- WRITTEN EXERCISE
Below is a listing to write out in full, exactly as given, without its pictures.

━━━━━ SUPPLIED DATA ━━━━━

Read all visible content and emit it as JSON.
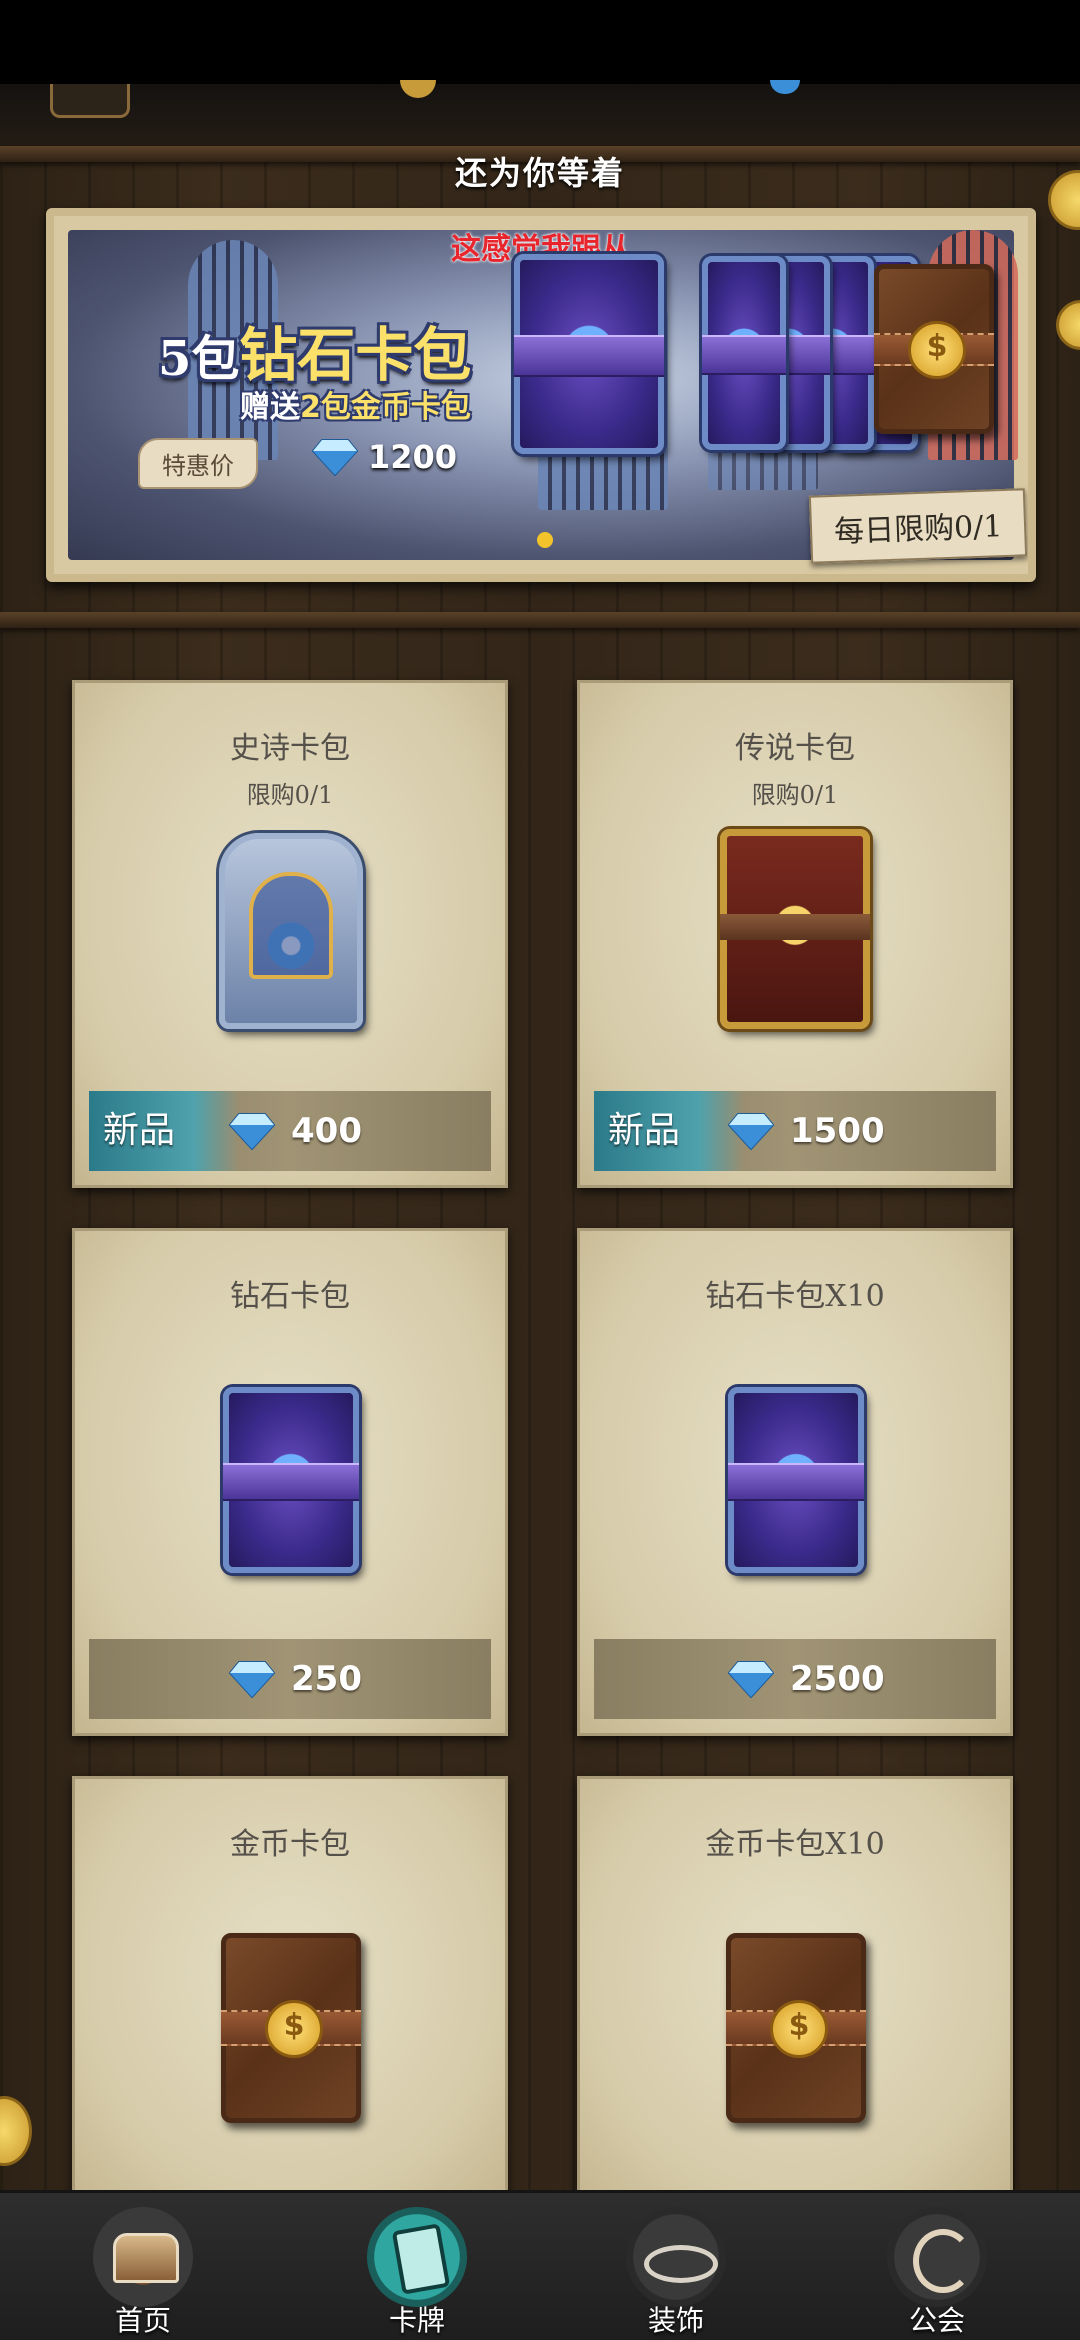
{
  "header": {
    "waiting_text": "还为你等着"
  },
  "banner": {
    "top_text": "这感觉我跟从",
    "title_num": "5包",
    "title_text": "钻石卡包",
    "sub_prefix": "赠送",
    "sub_num": "2包",
    "sub_gold": "金币卡包",
    "deal_label": "特惠价",
    "price": "1200",
    "daily_limit": "每日限购0/1"
  },
  "products": [
    {
      "name": "史诗卡包",
      "limit": "限购0/1",
      "badge": "新品",
      "price": "400",
      "art": "epic-pack"
    },
    {
      "name": "传说卡包",
      "limit": "限购0/1",
      "badge": "新品",
      "price": "1500",
      "art": "legendary-pack"
    },
    {
      "name": "钻石卡包",
      "limit": "",
      "badge": "",
      "price": "250",
      "art": "diamond-pack"
    },
    {
      "name": "钻石卡包X10",
      "limit": "",
      "badge": "",
      "price": "2500",
      "art": "diamond-pack"
    },
    {
      "name": "金币卡包",
      "limit": "",
      "badge": "",
      "price": "",
      "art": "gold-pack"
    },
    {
      "name": "金币卡包X10",
      "limit": "",
      "badge": "",
      "price": "",
      "art": "gold-pack"
    }
  ],
  "nav": [
    {
      "label": "首页",
      "icon": "treasure-chest-icon",
      "active": false
    },
    {
      "label": "卡牌",
      "icon": "cards-icon",
      "active": true
    },
    {
      "label": "装饰",
      "icon": "decoration-icon",
      "active": false
    },
    {
      "label": "公会",
      "icon": "guild-icon",
      "active": false
    }
  ],
  "colors": {
    "gem": "#4aa8f0",
    "new_badge": "#2b7a8a",
    "active_nav": "#2fa7a0",
    "banner_red": "#e8242c",
    "title_gold": "#fbe06a"
  }
}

━━━━━

- RESPONSE TO THE EXERCISE
Read all visible content and emit it as JSON.
{
  "header": {
    "waiting_text": "还为你等着"
  },
  "banner": {
    "top_text": "这感觉我跟从",
    "title_num": "5包",
    "title_text": "钻石卡包",
    "sub_prefix": "赠送",
    "sub_num": "2包",
    "sub_gold": "金币卡包",
    "deal_label": "特惠价",
    "price": "1200",
    "daily_limit": "每日限购0/1"
  },
  "products": [
    {
      "name": "史诗卡包",
      "limit": "限购0/1",
      "badge": "新品",
      "price": "400",
      "art": "epic-pack"
    },
    {
      "name": "传说卡包",
      "limit": "限购0/1",
      "badge": "新品",
      "price": "1500",
      "art": "legendary-pack"
    },
    {
      "name": "钻石卡包",
      "limit": "",
      "badge": "",
      "price": "250",
      "art": "diamond-pack"
    },
    {
      "name": "钻石卡包X10",
      "limit": "",
      "badge": "",
      "price": "2500",
      "art": "diamond-pack"
    },
    {
      "name": "金币卡包",
      "limit": "",
      "badge": "",
      "price": "",
      "art": "gold-pack"
    },
    {
      "name": "金币卡包X10",
      "limit": "",
      "badge": "",
      "price": "",
      "art": "gold-pack"
    }
  ],
  "nav": [
    {
      "label": "首页",
      "icon": "treasure-chest-icon",
      "active": false
    },
    {
      "label": "卡牌",
      "icon": "cards-icon",
      "active": true
    },
    {
      "label": "装饰",
      "icon": "decoration-icon",
      "active": false
    },
    {
      "label": "公会",
      "icon": "guild-icon",
      "active": false
    }
  ],
  "colors": {
    "gem": "#4aa8f0",
    "new_badge": "#2b7a8a",
    "active_nav": "#2fa7a0",
    "banner_red": "#e8242c",
    "title_gold": "#fbe06a"
  }
}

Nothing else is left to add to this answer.